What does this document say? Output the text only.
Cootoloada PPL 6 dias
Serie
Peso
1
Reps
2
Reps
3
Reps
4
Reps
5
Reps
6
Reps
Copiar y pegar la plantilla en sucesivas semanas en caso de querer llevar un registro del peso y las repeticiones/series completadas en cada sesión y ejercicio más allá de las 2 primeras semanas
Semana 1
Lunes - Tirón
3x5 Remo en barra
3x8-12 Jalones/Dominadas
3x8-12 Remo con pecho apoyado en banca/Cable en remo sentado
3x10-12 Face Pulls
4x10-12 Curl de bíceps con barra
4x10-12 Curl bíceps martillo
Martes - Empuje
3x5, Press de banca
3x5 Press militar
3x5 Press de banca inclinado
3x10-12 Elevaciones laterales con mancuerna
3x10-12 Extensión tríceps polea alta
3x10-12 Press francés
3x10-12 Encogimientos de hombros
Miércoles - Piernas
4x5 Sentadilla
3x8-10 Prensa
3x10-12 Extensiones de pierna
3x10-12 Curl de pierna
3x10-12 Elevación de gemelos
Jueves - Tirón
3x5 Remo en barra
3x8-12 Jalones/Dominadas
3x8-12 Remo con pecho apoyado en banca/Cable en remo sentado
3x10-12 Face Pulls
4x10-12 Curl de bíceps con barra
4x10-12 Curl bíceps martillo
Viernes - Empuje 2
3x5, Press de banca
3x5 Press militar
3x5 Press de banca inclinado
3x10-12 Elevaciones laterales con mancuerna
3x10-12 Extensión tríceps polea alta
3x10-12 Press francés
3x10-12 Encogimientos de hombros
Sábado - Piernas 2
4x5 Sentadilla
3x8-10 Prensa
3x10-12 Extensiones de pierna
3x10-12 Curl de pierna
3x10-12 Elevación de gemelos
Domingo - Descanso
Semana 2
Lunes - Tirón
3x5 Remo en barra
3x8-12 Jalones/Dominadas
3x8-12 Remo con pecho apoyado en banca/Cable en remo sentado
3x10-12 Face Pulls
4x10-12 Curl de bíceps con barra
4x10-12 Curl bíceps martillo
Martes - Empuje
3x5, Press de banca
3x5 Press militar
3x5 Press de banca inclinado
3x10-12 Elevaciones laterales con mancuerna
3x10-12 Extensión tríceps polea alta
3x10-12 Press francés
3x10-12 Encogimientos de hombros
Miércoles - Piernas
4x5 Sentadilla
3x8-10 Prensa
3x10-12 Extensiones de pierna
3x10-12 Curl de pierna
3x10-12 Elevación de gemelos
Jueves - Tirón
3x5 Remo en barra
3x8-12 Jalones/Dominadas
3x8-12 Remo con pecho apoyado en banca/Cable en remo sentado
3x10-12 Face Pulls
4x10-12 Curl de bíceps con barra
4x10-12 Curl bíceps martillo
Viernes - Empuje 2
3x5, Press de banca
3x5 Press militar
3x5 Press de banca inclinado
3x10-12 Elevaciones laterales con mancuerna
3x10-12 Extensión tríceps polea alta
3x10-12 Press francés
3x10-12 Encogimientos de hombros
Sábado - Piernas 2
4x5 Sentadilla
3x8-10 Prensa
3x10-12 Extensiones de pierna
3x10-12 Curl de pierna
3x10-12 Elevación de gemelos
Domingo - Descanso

# # # #

• [Instructions for the task]:
Output all of the material exactly as written.

• [Result for this task]:
What does this document say? Output the text only.
Cootoloada PPL 6 dias
Serie
Peso
1
Reps
2
Reps
3
Reps
4
Reps
5
Reps
6
Reps
Copiar y pegar la plantilla en sucesivas semanas en caso de querer llevar un registro del peso y las repeticiones/series completadas en cada sesión y ejercicio más allá de las 2 primeras semanas
Semana 1
Lunes - Tirón
3x5 Remo en barra
3x8-12 Jalones/Dominadas
3x8-12 Remo con pecho apoyado en banca/Cable en remo sentado
3x10-12 Face Pulls
4x10-12 Curl de bíceps con barra
4x10-12 Curl bíceps martillo
Martes - Empuje
3x5, Press de banca
3x5 Press militar
3x5 Press de banca inclinado
3x10-12 Elevaciones laterales con mancuerna
3x10-12 Extensión tríceps polea alta
3x10-12 Press francés
3x10-12 Encogimientos de hombros
Miércoles - Piernas
4x5 Sentadilla
3x8-10 Prensa
3x10-12 Extensiones de pierna
3x10-12 Curl de pierna
3x10-12 Elevación de gemelos
Jueves - Tirón
3x5 Remo en barra
3x8-12 Jalones/Dominadas
3x8-12 Remo con pecho apoyado en banca/Cable en remo sentado
3x10-12 Face Pulls
4x10-12 Curl de bíceps con barra
4x10-12 Curl bíceps martillo
Viernes - Empuje 2
3x5, Press de banca
3x5 Press militar
3x5 Press de banca inclinado
3x10-12 Elevaciones laterales con mancuerna
3x10-12 Extensión tríceps polea alta
3x10-12 Press francés
3x10-12 Encogimientos de hombros
Sábado - Piernas 2
4x5 Sentadilla
3x8-10 Prensa
3x10-12 Extensiones de pierna
3x10-12 Curl de pierna
3x10-12 Elevación de gemelos
Domingo - Descanso
Semana 2
Lunes - Tirón
3x5 Remo en barra
3x8-12 Jalones/Dominadas
3x8-12 Remo con pecho apoyado en banca/Cable en remo sentado
3x10-12 Face Pulls
4x10-12 Curl de bíceps con barra
4x10-12 Curl bíceps martillo
Martes - Empuje
3x5, Press de banca
3x5 Press militar
3x5 Press de banca inclinado
3x10-12 Elevaciones laterales con mancuerna
3x10-12 Extensión tríceps polea alta
3x10-12 Press francés
3x10-12 Encogimientos de hombros
Miércoles - Piernas
4x5 Sentadilla
3x8-10 Prensa
3x10-12 Extensiones de pierna
3x10-12 Curl de pierna
3x10-12 Elevación de gemelos
Jueves - Tirón
3x5 Remo en barra
3x8-12 Jalones/Dominadas
3x8-12 Remo con pecho apoyado en banca/Cable en remo sentado
3x10-12 Face Pulls
4x10-12 Curl de bíceps con barra
4x10-12 Curl bíceps martillo
Viernes - Empuje 2
3x5, Press de banca
3x5 Press militar
3x5 Press de banca inclinado
3x10-12 Elevaciones laterales con mancuerna
3x10-12 Extensión tríceps polea alta
3x10-12 Press francés
3x10-12 Encogimientos de hombros
Sábado - Piernas 2
4x5 Sentadilla
3x8-10 Prensa
3x10-12 Extensiones de pierna
3x10-12 Curl de pierna
3x10-12 Elevación de gemelos
Domingo - Descanso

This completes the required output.